Locate every line that holds the string "modules" and copy it.

(Extracted data entries)

[Start]

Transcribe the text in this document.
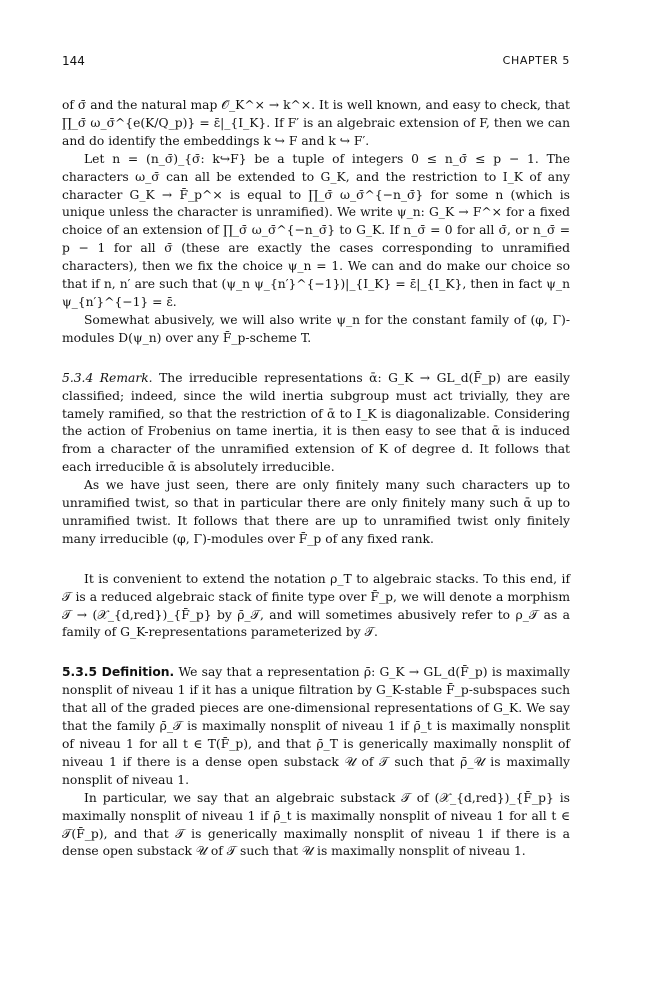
144	CHAPTER 5

of σ̄ and the natural map 𝒪_K^× → k^×. It is well known, and easy to check, that ∏_σ̄ ω_σ̄^{e(K/Q_p)} = ε̄|_{I_K}. If F′ is an algebraic extension of F, then we can and do identify the embeddings k ↪ F and k ↪ F′.

Let n = (n_σ̄)_{σ̄: k↪F} be a tuple of integers 0 ≤ n_σ̄ ≤ p − 1. The characters ω_σ̄ can all be extended to G_K, and the restriction to I_K of any character G_K → F̄_p^× is equal to ∏_σ̄ ω_σ̄^{−n_σ̄} for some n (which is unique unless the character is unramified). We write ψ_n: G_K → F^× for a fixed choice of an extension of ∏_σ̄ ω_σ̄^{−n_σ̄} to G_K. If n_σ̄ = 0 for all σ̄, or n_σ̄ = p − 1 for all σ̄ (these are exactly the cases corresponding to unramified characters), then we fix the choice ψ_n = 1. We can and do make our choice so that if n, n′ are such that (ψ_n ψ_{n′}^{−1})|_{I_K} = ε̄|_{I_K}, then in fact ψ_n ψ_{n′}^{−1} = ε̄.

Somewhat abusively, we will also write ψ_n for the constant family of (φ, Γ)-modules D(ψ_n) over any F̄_p-scheme T.

5.3.4 Remark. The irreducible representations ᾱ: G_K → GL_d(F̄_p) are easily classified; indeed, since the wild inertia subgroup must act trivially, they are tamely ramified, so that the restriction of ᾱ to I_K is diagonalizable. Considering the action of Frobenius on tame inertia, it is then easy to see that ᾱ is induced from a character of the unramified extension of K of degree d. It follows that each irreducible ᾱ is absolutely irreducible.

As we have just seen, there are only finitely many such characters up to unramified twist, so that in particular there are only finitely many such ᾱ up to unramified twist. It follows that there are up to unramified twist only finitely many irreducible (φ, Γ)-modules over F̄_p of any fixed rank.

It is convenient to extend the notation ρ_T to algebraic stacks. To this end, if 𝒯 is a reduced algebraic stack of finite type over F̄_p, we will denote a morphism 𝒯 → (𝒳_{d,red})_{F̄_p} by ρ̄_𝒯, and will sometimes abusively refer to ρ_𝒯 as a family of G_K-representations parameterized by 𝒯.

5.3.5 Definition. We say that a representation ρ̄: G_K → GL_d(F̄_p) is maximally nonsplit of niveau 1 if it has a unique filtration by G_K-stable F̄_p-subspaces such that all of the graded pieces are one-dimensional representations of G_K. We say that the family ρ̄_𝒯 is maximally nonsplit of niveau 1 if ρ̄_t is maximally nonsplit of niveau 1 for all t ∈ T(F̄_p), and that ρ̄_T is generically maximally nonsplit of niveau 1 if there is a dense open substack 𝒰 of 𝒯 such that ρ̄_𝒰 is maximally nonsplit of niveau 1.

In particular, we say that an algebraic substack 𝒯 of (𝒳_{d,red})_{F̄_p} is maximally nonsplit of niveau 1 if ρ̄_t is maximally nonsplit of niveau 1 for all t ∈ 𝒯(F̄_p), and that 𝒯 is generically maximally nonsplit of niveau 1 if there is a dense open substack 𝒰 of 𝒯 such that 𝒰 is maximally nonsplit of niveau 1.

[End]

[The response]:
Somewhat abusively, we will also write ψ_n for the constant family of (φ, Γ)-modules D(ψ_n) over any F̄_p-scheme T.
As we have just seen, there are only finitely many such characters up to unramified twist, so that in particular there are only finitely many such ᾱ up to unramified twist. It follows that there are up to unramified twist only finitely many irreducible (φ, Γ)-modules over F̄_p of any fixed rank.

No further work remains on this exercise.